*Directions:*
Return all lines from the listing below in which the string "Clients" occurs.

### Material supplied ###

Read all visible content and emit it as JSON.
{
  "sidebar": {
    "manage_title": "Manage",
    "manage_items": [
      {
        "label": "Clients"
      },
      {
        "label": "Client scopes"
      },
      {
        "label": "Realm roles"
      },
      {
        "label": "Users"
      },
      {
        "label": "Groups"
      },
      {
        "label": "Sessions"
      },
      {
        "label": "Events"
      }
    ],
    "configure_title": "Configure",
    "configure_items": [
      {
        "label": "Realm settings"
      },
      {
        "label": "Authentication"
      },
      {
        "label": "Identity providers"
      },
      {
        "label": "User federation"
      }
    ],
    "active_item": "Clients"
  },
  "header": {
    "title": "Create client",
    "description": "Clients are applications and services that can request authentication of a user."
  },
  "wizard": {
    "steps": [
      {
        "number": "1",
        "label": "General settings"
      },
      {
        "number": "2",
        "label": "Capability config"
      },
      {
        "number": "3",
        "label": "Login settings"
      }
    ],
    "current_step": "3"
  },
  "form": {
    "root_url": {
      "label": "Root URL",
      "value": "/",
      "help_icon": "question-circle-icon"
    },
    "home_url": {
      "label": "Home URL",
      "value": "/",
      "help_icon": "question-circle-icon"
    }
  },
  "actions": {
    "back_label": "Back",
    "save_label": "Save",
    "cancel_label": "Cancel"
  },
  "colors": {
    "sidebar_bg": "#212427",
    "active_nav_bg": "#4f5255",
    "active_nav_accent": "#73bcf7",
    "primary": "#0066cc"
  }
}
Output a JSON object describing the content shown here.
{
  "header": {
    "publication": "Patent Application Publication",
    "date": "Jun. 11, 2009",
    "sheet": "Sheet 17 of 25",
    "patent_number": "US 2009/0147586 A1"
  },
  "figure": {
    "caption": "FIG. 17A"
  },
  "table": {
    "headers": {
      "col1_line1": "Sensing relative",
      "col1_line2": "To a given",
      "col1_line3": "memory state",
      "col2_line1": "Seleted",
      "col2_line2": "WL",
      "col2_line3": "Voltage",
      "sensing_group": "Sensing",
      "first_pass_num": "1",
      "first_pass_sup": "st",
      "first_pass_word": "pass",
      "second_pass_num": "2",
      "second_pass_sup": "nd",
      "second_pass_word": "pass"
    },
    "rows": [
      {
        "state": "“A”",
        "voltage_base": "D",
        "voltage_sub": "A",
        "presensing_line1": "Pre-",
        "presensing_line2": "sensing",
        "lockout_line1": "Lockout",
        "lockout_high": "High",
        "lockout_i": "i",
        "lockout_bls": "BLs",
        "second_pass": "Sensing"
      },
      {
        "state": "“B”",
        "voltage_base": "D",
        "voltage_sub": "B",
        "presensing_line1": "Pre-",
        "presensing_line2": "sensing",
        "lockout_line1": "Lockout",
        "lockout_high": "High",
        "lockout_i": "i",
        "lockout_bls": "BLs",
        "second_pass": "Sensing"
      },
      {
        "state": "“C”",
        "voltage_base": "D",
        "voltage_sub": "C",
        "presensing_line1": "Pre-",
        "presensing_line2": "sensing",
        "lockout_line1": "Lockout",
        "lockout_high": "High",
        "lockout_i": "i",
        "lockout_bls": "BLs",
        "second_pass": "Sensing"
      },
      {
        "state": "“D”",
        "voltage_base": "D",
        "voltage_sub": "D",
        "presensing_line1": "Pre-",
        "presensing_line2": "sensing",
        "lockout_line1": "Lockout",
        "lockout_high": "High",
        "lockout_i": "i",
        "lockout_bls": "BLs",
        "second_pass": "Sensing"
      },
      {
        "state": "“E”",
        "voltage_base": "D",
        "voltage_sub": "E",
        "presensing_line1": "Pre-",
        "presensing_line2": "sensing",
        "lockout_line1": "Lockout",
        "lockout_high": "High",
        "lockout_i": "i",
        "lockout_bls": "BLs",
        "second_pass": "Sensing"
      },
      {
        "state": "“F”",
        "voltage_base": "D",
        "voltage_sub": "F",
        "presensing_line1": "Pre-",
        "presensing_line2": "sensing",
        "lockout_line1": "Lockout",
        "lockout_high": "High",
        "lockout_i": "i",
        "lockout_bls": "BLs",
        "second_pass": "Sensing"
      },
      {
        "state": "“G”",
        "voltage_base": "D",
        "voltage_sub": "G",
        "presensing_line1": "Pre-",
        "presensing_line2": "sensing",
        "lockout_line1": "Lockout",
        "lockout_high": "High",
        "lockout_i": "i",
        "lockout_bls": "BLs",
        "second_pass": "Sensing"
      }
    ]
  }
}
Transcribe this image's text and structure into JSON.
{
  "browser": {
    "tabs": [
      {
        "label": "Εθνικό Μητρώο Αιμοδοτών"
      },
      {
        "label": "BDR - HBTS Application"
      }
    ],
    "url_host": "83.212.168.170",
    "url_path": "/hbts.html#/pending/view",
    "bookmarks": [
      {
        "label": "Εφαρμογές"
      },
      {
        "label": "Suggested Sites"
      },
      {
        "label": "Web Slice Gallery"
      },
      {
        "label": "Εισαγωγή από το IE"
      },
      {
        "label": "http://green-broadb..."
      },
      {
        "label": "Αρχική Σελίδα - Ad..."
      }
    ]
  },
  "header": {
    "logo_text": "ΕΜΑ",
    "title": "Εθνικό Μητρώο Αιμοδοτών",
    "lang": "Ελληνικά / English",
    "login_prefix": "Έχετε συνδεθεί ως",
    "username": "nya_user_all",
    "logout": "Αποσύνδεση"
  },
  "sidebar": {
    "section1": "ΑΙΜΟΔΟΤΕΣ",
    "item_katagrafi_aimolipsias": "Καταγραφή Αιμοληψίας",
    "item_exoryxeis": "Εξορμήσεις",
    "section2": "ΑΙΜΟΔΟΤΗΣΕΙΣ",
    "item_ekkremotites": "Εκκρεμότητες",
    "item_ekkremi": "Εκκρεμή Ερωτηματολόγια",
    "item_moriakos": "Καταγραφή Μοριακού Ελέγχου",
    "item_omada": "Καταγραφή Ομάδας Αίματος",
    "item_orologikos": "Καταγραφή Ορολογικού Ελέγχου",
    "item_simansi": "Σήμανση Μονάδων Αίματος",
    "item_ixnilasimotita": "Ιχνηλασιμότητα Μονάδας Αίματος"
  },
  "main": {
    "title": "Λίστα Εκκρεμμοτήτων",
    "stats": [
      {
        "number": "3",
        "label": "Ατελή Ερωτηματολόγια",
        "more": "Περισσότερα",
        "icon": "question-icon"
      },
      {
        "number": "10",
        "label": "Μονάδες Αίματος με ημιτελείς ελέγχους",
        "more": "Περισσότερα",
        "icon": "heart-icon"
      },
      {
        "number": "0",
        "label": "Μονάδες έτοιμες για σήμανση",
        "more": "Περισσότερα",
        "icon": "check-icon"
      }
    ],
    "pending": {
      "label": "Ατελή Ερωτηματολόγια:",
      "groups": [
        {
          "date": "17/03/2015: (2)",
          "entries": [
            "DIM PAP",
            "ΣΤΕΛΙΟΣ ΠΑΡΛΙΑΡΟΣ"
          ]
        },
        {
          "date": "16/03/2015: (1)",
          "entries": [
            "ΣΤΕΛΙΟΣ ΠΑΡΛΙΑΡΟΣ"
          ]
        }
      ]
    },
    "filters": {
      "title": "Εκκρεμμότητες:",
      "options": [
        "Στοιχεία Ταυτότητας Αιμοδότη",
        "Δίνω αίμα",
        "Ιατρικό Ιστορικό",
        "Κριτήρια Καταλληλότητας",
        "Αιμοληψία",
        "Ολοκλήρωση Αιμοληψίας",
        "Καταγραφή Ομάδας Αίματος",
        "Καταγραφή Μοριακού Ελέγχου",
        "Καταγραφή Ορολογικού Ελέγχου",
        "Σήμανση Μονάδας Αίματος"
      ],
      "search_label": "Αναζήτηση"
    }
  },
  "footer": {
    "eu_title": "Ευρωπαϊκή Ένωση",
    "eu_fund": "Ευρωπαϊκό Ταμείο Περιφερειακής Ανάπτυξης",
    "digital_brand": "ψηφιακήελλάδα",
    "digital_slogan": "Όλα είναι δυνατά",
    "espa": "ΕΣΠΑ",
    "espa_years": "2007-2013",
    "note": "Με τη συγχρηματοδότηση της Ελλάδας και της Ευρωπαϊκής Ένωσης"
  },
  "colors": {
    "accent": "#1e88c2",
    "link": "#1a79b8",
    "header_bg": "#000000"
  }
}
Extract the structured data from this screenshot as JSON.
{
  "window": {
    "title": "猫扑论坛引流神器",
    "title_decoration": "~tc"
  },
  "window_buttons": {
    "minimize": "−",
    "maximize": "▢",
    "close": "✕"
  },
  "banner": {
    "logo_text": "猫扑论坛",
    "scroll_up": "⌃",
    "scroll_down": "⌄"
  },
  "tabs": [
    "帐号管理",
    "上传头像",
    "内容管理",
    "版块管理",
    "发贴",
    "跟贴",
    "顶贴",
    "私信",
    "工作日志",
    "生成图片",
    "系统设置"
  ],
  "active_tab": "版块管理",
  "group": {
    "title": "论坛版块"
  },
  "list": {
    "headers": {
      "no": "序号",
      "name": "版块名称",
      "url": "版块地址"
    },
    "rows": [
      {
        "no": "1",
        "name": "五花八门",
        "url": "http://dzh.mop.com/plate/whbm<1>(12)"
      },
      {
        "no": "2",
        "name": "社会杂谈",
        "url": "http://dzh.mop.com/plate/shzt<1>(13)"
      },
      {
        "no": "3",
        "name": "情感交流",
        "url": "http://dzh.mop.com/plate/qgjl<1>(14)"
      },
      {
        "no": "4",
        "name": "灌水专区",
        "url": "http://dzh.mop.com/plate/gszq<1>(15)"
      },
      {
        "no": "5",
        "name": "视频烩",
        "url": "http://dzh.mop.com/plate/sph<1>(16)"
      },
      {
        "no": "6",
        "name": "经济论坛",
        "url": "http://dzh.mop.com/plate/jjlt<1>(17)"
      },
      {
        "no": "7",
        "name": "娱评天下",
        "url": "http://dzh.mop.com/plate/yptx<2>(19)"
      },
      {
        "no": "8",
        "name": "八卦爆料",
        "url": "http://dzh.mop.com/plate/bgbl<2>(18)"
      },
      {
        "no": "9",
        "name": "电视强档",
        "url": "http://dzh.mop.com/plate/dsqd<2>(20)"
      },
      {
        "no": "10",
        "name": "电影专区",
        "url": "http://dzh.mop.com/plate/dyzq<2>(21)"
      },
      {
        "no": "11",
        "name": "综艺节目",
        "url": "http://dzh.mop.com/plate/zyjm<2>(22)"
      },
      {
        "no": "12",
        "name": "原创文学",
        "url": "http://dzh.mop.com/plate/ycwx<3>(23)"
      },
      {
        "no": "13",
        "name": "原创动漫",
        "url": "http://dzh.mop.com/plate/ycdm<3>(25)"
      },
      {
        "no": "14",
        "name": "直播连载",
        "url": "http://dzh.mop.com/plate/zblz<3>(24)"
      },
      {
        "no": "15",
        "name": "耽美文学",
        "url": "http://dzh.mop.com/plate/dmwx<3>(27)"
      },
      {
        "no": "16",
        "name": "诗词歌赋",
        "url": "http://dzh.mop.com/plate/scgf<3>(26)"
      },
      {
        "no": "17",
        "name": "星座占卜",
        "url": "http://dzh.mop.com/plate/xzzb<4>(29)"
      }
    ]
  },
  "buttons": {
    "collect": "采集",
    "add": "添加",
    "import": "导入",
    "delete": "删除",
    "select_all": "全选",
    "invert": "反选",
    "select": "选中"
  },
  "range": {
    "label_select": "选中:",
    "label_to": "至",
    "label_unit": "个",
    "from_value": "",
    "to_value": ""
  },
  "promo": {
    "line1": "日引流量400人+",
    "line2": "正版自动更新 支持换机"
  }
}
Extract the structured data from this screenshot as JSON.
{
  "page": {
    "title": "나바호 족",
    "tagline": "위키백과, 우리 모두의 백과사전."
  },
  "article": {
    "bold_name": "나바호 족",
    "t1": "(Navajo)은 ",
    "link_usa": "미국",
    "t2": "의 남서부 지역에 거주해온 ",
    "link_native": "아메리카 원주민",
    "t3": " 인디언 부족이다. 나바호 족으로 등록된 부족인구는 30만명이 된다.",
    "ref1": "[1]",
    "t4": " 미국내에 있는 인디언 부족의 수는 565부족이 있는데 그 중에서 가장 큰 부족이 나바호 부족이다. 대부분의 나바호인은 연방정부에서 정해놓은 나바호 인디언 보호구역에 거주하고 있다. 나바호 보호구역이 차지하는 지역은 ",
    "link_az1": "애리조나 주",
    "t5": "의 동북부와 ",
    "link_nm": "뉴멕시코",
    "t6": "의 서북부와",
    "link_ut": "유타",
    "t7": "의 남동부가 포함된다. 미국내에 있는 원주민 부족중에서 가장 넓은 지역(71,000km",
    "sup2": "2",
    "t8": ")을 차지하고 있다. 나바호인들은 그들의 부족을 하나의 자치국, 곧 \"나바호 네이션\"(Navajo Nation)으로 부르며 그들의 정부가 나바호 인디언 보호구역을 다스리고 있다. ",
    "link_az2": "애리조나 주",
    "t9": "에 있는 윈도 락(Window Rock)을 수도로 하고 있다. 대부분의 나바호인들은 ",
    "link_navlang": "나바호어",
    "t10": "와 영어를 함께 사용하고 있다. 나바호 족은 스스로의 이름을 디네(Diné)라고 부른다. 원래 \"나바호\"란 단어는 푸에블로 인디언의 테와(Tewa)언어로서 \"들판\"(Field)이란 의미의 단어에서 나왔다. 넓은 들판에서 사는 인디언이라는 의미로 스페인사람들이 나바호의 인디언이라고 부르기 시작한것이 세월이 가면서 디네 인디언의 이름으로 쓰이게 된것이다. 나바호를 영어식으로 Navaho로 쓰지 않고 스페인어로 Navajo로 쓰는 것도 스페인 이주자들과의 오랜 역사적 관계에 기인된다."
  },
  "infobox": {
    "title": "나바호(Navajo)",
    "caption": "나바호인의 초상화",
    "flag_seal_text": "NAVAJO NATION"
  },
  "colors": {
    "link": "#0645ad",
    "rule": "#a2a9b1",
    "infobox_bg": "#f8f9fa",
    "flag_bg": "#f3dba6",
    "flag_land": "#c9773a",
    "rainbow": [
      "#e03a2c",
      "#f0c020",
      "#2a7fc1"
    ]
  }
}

###

*Exercise result:*
        "label": "Clients"
    "active_item": "Clients"
    "description": "Clients are applications and services that can request authentication of a user."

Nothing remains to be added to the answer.